* **Task to complete**: Copy out all the lines where "date" shows up.

* **Dataset excerpts**:
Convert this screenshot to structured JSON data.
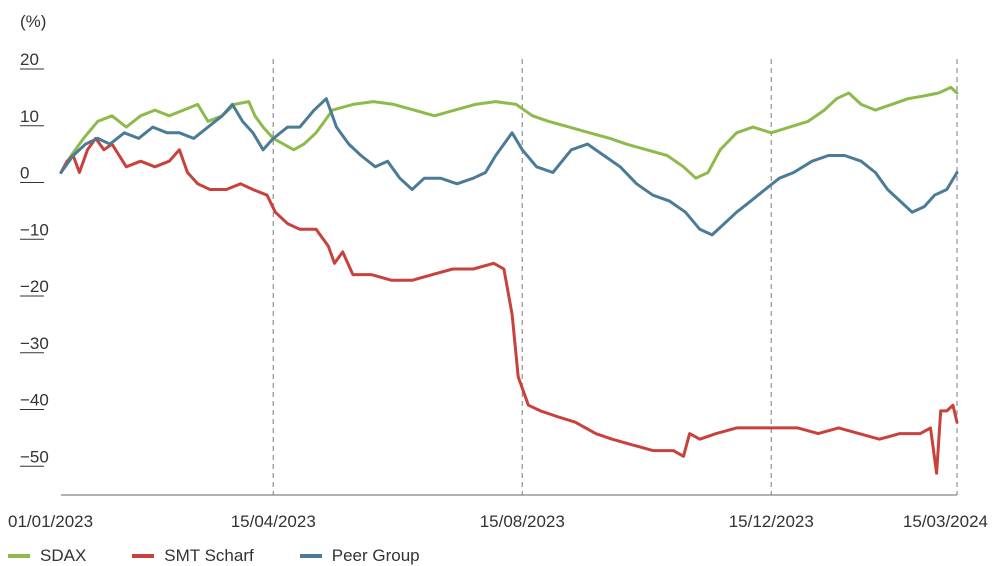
{
  "chart_data": {
    "type": "line",
    "ylabel": "(%)",
    "ylim": [
      -57,
      20
    ],
    "yticks": [
      20,
      10,
      0,
      -10,
      -20,
      -30,
      -40,
      -50
    ],
    "ytick_labels": [
      "20",
      "10",
      "0",
      "−10",
      "−20",
      "−30",
      "−40",
      "−50"
    ],
    "xlim": [
      "2023-01-01",
      "2024-03-15"
    ],
    "x_ticks": [
      {
        "date": "2023-01-01",
        "label": "01/01/2023"
      },
      {
        "date": "2023-04-15",
        "label": "15/04/2023"
      },
      {
        "date": "2023-08-15",
        "label": "15/08/2023"
      },
      {
        "date": "2023-12-15",
        "label": "15/12/2023"
      },
      {
        "date": "2024-03-15",
        "label": "15/03/2024"
      }
    ],
    "vertical_dashed_lines": [
      "2023-04-15",
      "2023-08-15",
      "2023-12-15",
      "2024-03-15"
    ],
    "legend_position": "bottom-left",
    "series": [
      {
        "name": "SDAX",
        "color": "#8dba4a",
        "points": [
          [
            "2023-01-01",
            0
          ],
          [
            "2023-01-06",
            3
          ],
          [
            "2023-01-12",
            6
          ],
          [
            "2023-01-19",
            9
          ],
          [
            "2023-01-26",
            10
          ],
          [
            "2023-02-02",
            8
          ],
          [
            "2023-02-09",
            10
          ],
          [
            "2023-02-16",
            11
          ],
          [
            "2023-02-23",
            10
          ],
          [
            "2023-03-02",
            11
          ],
          [
            "2023-03-09",
            12
          ],
          [
            "2023-03-14",
            9
          ],
          [
            "2023-03-21",
            10
          ],
          [
            "2023-03-27",
            12
          ],
          [
            "2023-04-03",
            12.5
          ],
          [
            "2023-04-06",
            10
          ],
          [
            "2023-04-10",
            8
          ],
          [
            "2023-04-15",
            6
          ],
          [
            "2023-04-20",
            5
          ],
          [
            "2023-04-25",
            4
          ],
          [
            "2023-04-30",
            5
          ],
          [
            "2023-05-06",
            7
          ],
          [
            "2023-05-14",
            11
          ],
          [
            "2023-05-24",
            12
          ],
          [
            "2023-06-03",
            12.5
          ],
          [
            "2023-06-13",
            12
          ],
          [
            "2023-06-23",
            11
          ],
          [
            "2023-07-03",
            10
          ],
          [
            "2023-07-13",
            11
          ],
          [
            "2023-07-23",
            12
          ],
          [
            "2023-08-02",
            12.5
          ],
          [
            "2023-08-12",
            12
          ],
          [
            "2023-08-20",
            10
          ],
          [
            "2023-08-28",
            9
          ],
          [
            "2023-09-07",
            8
          ],
          [
            "2023-09-17",
            7
          ],
          [
            "2023-09-27",
            6
          ],
          [
            "2023-10-05",
            5
          ],
          [
            "2023-10-15",
            4
          ],
          [
            "2023-10-25",
            3
          ],
          [
            "2023-11-02",
            1
          ],
          [
            "2023-11-08",
            -1
          ],
          [
            "2023-11-14",
            0
          ],
          [
            "2023-11-20",
            4
          ],
          [
            "2023-11-28",
            7
          ],
          [
            "2023-12-06",
            8
          ],
          [
            "2023-12-15",
            7
          ],
          [
            "2023-12-24",
            8
          ],
          [
            "2024-01-02",
            9
          ],
          [
            "2024-01-10",
            11
          ],
          [
            "2024-01-16",
            13
          ],
          [
            "2024-01-22",
            14
          ],
          [
            "2024-01-28",
            12
          ],
          [
            "2024-02-04",
            11
          ],
          [
            "2024-02-12",
            12
          ],
          [
            "2024-02-20",
            13
          ],
          [
            "2024-02-28",
            13.5
          ],
          [
            "2024-03-06",
            14
          ],
          [
            "2024-03-12",
            15
          ],
          [
            "2024-03-15",
            14
          ]
        ]
      },
      {
        "name": "SMT Scharf",
        "color": "#c8413c",
        "points": [
          [
            "2023-01-01",
            0
          ],
          [
            "2023-01-04",
            2
          ],
          [
            "2023-01-07",
            3
          ],
          [
            "2023-01-10",
            0
          ],
          [
            "2023-01-14",
            4
          ],
          [
            "2023-01-18",
            6
          ],
          [
            "2023-01-22",
            4
          ],
          [
            "2023-01-26",
            5
          ],
          [
            "2023-02-02",
            1
          ],
          [
            "2023-02-09",
            2
          ],
          [
            "2023-02-16",
            1
          ],
          [
            "2023-02-23",
            2
          ],
          [
            "2023-02-28",
            4
          ],
          [
            "2023-03-04",
            0
          ],
          [
            "2023-03-09",
            -2
          ],
          [
            "2023-03-15",
            -3
          ],
          [
            "2023-03-23",
            -3
          ],
          [
            "2023-03-30",
            -2
          ],
          [
            "2023-04-05",
            -3
          ],
          [
            "2023-04-12",
            -4
          ],
          [
            "2023-04-16",
            -7
          ],
          [
            "2023-04-22",
            -9
          ],
          [
            "2023-04-28",
            -10
          ],
          [
            "2023-05-06",
            -10
          ],
          [
            "2023-05-12",
            -13
          ],
          [
            "2023-05-15",
            -16
          ],
          [
            "2023-05-19",
            -14
          ],
          [
            "2023-05-24",
            -18
          ],
          [
            "2023-06-02",
            -18
          ],
          [
            "2023-06-12",
            -19
          ],
          [
            "2023-06-22",
            -19
          ],
          [
            "2023-07-02",
            -18
          ],
          [
            "2023-07-12",
            -17
          ],
          [
            "2023-07-22",
            -17
          ],
          [
            "2023-08-01",
            -16
          ],
          [
            "2023-08-06",
            -17
          ],
          [
            "2023-08-10",
            -25
          ],
          [
            "2023-08-13",
            -36
          ],
          [
            "2023-08-18",
            -41
          ],
          [
            "2023-08-24",
            -42
          ],
          [
            "2023-09-01",
            -43
          ],
          [
            "2023-09-10",
            -44
          ],
          [
            "2023-09-20",
            -46
          ],
          [
            "2023-09-28",
            -47
          ],
          [
            "2023-10-08",
            -48
          ],
          [
            "2023-10-18",
            -49
          ],
          [
            "2023-10-28",
            -49
          ],
          [
            "2023-11-02",
            -50
          ],
          [
            "2023-11-05",
            -46
          ],
          [
            "2023-11-10",
            -47
          ],
          [
            "2023-11-18",
            -46
          ],
          [
            "2023-11-28",
            -45
          ],
          [
            "2023-12-08",
            -45
          ],
          [
            "2023-12-18",
            -45
          ],
          [
            "2023-12-28",
            -45
          ],
          [
            "2024-01-07",
            -46
          ],
          [
            "2024-01-17",
            -45
          ],
          [
            "2024-01-27",
            -46
          ],
          [
            "2024-02-06",
            -47
          ],
          [
            "2024-02-16",
            -46
          ],
          [
            "2024-02-26",
            -46
          ],
          [
            "2024-03-02",
            -45
          ],
          [
            "2024-03-05",
            -53
          ],
          [
            "2024-03-07",
            -42
          ],
          [
            "2024-03-10",
            -42
          ],
          [
            "2024-03-13",
            -41
          ],
          [
            "2024-03-15",
            -44
          ]
        ]
      },
      {
        "name": "Peer Group",
        "color": "#4b7b96",
        "points": [
          [
            "2023-01-01",
            0
          ],
          [
            "2023-01-07",
            3
          ],
          [
            "2023-01-13",
            5
          ],
          [
            "2023-01-19",
            6
          ],
          [
            "2023-01-25",
            5
          ],
          [
            "2023-02-01",
            7
          ],
          [
            "2023-02-08",
            6
          ],
          [
            "2023-02-15",
            8
          ],
          [
            "2023-02-22",
            7
          ],
          [
            "2023-02-28",
            7
          ],
          [
            "2023-03-07",
            6
          ],
          [
            "2023-03-14",
            8
          ],
          [
            "2023-03-21",
            10
          ],
          [
            "2023-03-26",
            12
          ],
          [
            "2023-03-31",
            9
          ],
          [
            "2023-04-05",
            7
          ],
          [
            "2023-04-10",
            4
          ],
          [
            "2023-04-15",
            6
          ],
          [
            "2023-04-22",
            8
          ],
          [
            "2023-04-28",
            8
          ],
          [
            "2023-05-05",
            11
          ],
          [
            "2023-05-11",
            13
          ],
          [
            "2023-05-16",
            8
          ],
          [
            "2023-05-22",
            5
          ],
          [
            "2023-05-28",
            3
          ],
          [
            "2023-06-04",
            1
          ],
          [
            "2023-06-10",
            2
          ],
          [
            "2023-06-16",
            -1
          ],
          [
            "2023-06-22",
            -3
          ],
          [
            "2023-06-28",
            -1
          ],
          [
            "2023-07-06",
            -1
          ],
          [
            "2023-07-14",
            -2
          ],
          [
            "2023-07-22",
            -1
          ],
          [
            "2023-07-28",
            0
          ],
          [
            "2023-08-02",
            3
          ],
          [
            "2023-08-06",
            5
          ],
          [
            "2023-08-10",
            7
          ],
          [
            "2023-08-15",
            4
          ],
          [
            "2023-08-22",
            1
          ],
          [
            "2023-08-30",
            0
          ],
          [
            "2023-09-08",
            4
          ],
          [
            "2023-09-16",
            5
          ],
          [
            "2023-09-24",
            3
          ],
          [
            "2023-10-02",
            1
          ],
          [
            "2023-10-10",
            -2
          ],
          [
            "2023-10-18",
            -4
          ],
          [
            "2023-10-26",
            -5
          ],
          [
            "2023-11-03",
            -7
          ],
          [
            "2023-11-10",
            -10
          ],
          [
            "2023-11-16",
            -11
          ],
          [
            "2023-11-22",
            -9
          ],
          [
            "2023-11-28",
            -7
          ],
          [
            "2023-12-05",
            -5
          ],
          [
            "2023-12-12",
            -3
          ],
          [
            "2023-12-19",
            -1
          ],
          [
            "2023-12-26",
            0
          ],
          [
            "2024-01-04",
            2
          ],
          [
            "2024-01-12",
            3
          ],
          [
            "2024-01-20",
            3
          ],
          [
            "2024-01-28",
            2
          ],
          [
            "2024-02-04",
            0
          ],
          [
            "2024-02-10",
            -3
          ],
          [
            "2024-02-16",
            -5
          ],
          [
            "2024-02-22",
            -7
          ],
          [
            "2024-02-28",
            -6
          ],
          [
            "2024-03-04",
            -4
          ],
          [
            "2024-03-10",
            -3
          ],
          [
            "2024-03-15",
            0
          ]
        ]
      }
    ]
  }
}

* **Problem solution**:
        "date": "2023-01-01",
        "date": "2023-04-15",
        "date": "2023-08-15",
        "date": "2023-12-15",
        "date": "2024-03-15",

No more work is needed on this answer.